_Given request_
Rewrite everything from "So David prevailed" down to "dead, they fled." in the article on David and Goliath below, putting "blade" wherever "sword" appears.

How Many Times Did David Kill Goliath?

A common “difficulty” or contradiction cited in the Bible is the fact that the text tells us David “killed” Goliath twice. The passage is 1 Samuel 17:50-51. Here’s how it reads in the ESV.

So David prevailed over the Philistine with a sling and with a stone, and struck the Philistine and killed him. There was no sword in the hand of David. 51 Then David ran and stood over the Philistine and took his sword and drew it out of its sheath and killed him and cut off his head with it. When the Philistines saw that their champion was dead, they fled.

In my reading of Do Historical Matters Matter to Faith? Old Testament scholar Robert Chisholm offers the following explanation:

“The alleged ‘double killing’ of the Philistine in 17:50-51 can be explained reasonably when one takes a closer look at the Hebrew text. In verse 50 a hiphil form of מוּת, ‘die,’ is collocated with ‘he struck down,’ while in verse 51 a polel form of מוּת is used to describe how David killed the Philistine with the sword. The collocation of verbs in verse 50 has the nuance ‘dealt a mortal blow.’ The polel of מוּת (v. 51) is used in eight other passages in the Old Testament. In three poetic texts, it appears to mean, simply, ‘kill, put to death’ (Pss. 34:21; 109:16; Jer. 20:17). But in narrative (all in Judges-Samuel) it appears to have a specialized shade of meaning, referring to finishing off someone who is already mortally wounded (Judg. 9:54; 1 Sam. 14:13; 2 Sam. 1:9-10, 16). Abimelech’s statement (Judg. 9:54) is particularly instructive—he asked the armor bearer to kill him (polel) because otherwise people would say that a woman killed him (the verb is הָרַג, ‘kill’). So who killed Abimelech? Two answers are possible and both are correct—the woman (she delivered a mortal blow that made death certain) and the armor bearer (he delivered the death blow in the technical sense = polel). How did David kill the Philistine? Again two answers are possible and both are correct—with a sling stone (David delivered a mortal blow with the sling that made death certain) and with the Philistine’s sword, which he used to deliver the deathblow in a technical sense (= polel).” (p. 195)

_Data supplied_
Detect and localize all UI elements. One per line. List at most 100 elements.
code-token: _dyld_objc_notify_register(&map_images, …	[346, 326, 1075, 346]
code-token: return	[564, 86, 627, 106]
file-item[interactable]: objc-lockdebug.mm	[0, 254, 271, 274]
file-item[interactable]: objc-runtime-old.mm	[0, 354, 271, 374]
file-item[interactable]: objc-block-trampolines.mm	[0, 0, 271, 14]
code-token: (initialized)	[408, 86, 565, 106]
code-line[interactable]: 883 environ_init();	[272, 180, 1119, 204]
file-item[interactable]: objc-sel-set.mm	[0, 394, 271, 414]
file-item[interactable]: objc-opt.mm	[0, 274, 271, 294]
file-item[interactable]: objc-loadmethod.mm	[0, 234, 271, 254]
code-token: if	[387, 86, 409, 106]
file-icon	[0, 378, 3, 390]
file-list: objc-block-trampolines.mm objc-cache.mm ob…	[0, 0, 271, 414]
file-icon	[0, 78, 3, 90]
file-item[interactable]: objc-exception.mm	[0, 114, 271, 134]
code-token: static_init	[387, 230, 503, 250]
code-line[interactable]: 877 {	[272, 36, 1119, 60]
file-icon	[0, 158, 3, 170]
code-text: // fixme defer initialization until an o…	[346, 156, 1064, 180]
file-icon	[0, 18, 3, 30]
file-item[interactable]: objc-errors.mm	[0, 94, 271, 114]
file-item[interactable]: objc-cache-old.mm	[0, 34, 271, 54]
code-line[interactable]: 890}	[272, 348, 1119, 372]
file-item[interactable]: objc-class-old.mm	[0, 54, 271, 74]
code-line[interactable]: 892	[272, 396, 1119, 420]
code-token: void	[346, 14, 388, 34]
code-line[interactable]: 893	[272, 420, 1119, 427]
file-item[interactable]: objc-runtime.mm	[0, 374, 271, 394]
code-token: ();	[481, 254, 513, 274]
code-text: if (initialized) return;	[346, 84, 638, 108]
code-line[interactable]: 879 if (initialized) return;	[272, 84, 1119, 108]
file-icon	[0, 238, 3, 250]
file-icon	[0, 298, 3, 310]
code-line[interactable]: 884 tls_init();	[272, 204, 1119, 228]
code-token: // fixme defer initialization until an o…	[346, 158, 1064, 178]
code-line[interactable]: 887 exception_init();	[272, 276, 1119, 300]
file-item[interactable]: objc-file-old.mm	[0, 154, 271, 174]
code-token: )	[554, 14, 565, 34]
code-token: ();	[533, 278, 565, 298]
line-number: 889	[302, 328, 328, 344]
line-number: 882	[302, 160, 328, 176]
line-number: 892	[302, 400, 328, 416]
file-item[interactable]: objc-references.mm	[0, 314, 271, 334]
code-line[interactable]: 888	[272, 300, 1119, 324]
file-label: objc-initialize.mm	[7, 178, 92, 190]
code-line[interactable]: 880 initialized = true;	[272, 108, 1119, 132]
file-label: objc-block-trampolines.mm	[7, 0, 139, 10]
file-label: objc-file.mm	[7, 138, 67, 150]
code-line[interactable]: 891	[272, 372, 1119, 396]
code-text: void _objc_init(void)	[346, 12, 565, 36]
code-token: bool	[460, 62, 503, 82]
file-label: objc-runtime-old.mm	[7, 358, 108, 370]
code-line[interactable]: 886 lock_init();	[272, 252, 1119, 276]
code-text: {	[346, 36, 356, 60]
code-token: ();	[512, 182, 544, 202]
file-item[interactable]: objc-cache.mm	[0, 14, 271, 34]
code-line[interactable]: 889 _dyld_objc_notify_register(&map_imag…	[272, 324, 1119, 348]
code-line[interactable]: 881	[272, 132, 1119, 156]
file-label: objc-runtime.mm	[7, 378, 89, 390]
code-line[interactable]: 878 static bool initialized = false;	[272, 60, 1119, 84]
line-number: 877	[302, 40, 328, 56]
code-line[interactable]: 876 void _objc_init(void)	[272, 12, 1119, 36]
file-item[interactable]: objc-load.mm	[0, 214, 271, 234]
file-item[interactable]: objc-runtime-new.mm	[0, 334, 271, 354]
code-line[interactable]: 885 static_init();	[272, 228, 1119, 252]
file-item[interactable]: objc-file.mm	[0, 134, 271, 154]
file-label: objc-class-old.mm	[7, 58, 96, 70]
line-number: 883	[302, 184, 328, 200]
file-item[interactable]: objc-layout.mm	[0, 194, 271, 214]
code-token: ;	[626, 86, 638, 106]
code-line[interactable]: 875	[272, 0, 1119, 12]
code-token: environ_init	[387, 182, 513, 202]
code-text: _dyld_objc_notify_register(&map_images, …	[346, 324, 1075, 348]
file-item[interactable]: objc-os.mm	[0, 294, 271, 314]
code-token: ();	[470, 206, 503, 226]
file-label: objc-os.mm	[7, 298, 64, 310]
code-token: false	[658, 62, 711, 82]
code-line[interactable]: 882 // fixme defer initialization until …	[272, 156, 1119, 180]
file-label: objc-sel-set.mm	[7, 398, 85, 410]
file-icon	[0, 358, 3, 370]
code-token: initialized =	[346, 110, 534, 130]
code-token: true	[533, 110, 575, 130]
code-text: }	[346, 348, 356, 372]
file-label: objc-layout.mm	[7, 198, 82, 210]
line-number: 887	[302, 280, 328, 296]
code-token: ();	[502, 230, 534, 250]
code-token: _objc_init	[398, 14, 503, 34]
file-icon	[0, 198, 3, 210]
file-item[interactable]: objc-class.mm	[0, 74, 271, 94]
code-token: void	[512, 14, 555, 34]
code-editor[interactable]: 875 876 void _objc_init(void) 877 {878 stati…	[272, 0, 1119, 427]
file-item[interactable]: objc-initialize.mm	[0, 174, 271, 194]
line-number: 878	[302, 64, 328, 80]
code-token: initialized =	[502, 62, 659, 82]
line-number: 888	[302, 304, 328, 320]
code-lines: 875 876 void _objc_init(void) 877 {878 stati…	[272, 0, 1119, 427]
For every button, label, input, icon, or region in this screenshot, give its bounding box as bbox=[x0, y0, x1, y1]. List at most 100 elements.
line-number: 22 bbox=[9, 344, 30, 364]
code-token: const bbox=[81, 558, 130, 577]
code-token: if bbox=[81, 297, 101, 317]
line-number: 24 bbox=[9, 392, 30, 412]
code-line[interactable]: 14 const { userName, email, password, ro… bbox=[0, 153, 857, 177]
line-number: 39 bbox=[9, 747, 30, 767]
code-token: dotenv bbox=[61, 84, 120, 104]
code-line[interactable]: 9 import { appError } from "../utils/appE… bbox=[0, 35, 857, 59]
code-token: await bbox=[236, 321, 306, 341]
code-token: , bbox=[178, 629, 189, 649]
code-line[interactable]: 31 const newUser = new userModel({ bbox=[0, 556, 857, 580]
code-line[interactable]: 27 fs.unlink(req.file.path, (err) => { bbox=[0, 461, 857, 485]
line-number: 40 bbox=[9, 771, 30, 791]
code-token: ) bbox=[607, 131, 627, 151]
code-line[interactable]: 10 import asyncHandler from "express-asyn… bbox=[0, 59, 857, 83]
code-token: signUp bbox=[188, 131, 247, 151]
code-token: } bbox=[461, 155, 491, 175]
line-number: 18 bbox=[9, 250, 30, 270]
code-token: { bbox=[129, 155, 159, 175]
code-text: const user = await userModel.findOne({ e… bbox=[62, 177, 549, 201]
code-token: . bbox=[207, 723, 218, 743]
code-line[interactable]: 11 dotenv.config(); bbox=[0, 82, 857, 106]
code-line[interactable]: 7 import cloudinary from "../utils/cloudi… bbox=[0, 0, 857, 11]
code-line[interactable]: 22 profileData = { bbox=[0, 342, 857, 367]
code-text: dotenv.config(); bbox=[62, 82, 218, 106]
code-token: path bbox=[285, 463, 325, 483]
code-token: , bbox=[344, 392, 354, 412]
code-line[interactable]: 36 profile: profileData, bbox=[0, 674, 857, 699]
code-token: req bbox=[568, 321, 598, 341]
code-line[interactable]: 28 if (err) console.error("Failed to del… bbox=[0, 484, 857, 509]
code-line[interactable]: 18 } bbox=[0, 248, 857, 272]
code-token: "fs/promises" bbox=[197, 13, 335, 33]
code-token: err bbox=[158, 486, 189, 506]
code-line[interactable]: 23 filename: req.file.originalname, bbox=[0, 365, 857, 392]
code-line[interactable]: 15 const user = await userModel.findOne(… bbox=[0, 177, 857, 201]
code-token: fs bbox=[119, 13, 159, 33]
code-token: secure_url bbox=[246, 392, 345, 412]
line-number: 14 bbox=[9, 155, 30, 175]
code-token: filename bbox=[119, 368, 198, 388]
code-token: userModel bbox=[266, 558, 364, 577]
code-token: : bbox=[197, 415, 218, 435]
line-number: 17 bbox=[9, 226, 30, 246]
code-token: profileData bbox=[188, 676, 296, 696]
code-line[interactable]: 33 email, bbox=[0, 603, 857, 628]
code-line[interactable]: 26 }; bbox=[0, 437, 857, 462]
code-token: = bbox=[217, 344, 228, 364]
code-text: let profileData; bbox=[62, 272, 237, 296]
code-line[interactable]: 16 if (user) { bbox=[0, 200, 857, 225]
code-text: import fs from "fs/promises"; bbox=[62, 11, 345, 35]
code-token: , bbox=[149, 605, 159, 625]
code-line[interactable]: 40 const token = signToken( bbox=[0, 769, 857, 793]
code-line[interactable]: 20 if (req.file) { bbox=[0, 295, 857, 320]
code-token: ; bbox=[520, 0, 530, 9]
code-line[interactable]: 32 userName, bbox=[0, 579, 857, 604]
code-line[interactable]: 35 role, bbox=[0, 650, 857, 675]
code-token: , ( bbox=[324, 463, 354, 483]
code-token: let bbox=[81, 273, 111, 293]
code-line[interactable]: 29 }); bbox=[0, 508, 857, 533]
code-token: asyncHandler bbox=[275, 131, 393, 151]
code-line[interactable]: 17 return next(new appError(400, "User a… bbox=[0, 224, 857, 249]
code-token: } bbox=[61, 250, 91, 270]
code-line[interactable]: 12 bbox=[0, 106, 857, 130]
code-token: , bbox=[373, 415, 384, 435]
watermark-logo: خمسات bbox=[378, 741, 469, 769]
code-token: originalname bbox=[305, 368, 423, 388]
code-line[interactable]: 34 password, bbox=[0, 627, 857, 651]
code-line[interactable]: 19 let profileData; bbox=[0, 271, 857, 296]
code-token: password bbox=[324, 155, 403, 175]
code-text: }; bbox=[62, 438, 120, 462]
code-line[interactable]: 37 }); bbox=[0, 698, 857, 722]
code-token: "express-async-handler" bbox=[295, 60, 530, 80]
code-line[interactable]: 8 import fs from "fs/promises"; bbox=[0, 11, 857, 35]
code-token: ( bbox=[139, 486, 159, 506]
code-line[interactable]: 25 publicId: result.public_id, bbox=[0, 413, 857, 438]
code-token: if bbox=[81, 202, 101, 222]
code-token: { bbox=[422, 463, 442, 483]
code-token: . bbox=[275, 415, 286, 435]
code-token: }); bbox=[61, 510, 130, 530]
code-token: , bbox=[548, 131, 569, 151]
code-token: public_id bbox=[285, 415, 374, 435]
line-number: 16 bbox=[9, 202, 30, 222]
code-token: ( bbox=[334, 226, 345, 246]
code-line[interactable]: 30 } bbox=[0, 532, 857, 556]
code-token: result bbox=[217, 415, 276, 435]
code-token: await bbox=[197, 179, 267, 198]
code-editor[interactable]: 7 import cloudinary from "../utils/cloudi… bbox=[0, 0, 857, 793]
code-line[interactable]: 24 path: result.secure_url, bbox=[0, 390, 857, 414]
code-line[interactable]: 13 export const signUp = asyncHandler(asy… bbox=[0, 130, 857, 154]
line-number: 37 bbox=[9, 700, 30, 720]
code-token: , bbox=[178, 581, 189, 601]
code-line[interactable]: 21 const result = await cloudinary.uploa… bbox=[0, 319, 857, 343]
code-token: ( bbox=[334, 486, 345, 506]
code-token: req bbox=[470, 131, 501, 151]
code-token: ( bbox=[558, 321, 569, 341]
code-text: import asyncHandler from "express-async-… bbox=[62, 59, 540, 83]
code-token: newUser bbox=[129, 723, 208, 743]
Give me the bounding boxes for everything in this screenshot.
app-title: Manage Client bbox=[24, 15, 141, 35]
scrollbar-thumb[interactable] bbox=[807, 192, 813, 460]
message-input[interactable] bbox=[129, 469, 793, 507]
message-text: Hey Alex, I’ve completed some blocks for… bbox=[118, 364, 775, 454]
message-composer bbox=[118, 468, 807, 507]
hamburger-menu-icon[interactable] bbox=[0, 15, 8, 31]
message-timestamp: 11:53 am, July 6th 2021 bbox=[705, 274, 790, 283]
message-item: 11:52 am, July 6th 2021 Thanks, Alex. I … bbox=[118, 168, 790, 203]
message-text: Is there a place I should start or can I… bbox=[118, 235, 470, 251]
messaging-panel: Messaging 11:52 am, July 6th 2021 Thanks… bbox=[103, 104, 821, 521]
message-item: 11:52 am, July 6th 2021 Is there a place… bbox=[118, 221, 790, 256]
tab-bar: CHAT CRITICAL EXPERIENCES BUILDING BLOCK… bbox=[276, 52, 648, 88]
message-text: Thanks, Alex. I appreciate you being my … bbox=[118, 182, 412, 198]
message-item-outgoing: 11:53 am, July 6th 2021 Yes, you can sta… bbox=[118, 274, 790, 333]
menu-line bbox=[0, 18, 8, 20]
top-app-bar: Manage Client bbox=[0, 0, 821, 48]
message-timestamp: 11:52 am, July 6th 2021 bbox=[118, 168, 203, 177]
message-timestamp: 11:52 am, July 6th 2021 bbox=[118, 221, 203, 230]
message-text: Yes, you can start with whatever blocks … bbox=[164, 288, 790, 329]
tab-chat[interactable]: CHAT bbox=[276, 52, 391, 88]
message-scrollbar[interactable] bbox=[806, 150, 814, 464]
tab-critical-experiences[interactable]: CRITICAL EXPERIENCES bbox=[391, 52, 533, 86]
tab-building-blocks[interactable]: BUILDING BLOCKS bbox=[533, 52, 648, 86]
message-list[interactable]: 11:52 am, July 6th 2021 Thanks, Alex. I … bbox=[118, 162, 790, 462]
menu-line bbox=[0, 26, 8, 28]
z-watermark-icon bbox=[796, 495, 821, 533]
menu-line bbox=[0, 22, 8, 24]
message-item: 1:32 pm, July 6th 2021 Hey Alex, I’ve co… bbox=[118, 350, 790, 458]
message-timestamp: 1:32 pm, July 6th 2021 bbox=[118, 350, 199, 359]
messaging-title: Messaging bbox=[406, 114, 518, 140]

_Answer for this exercise_
So David prevailed over the Philistine with a sling and with a stone, and struck the Philistine and killed him. There was no blade in the hand of David. 51 Then David ran and stood over the Philistine and took his blade and drew it out of its sheath and killed him and cut off his head with it. When the Philistines saw that their champion was dead, they fled.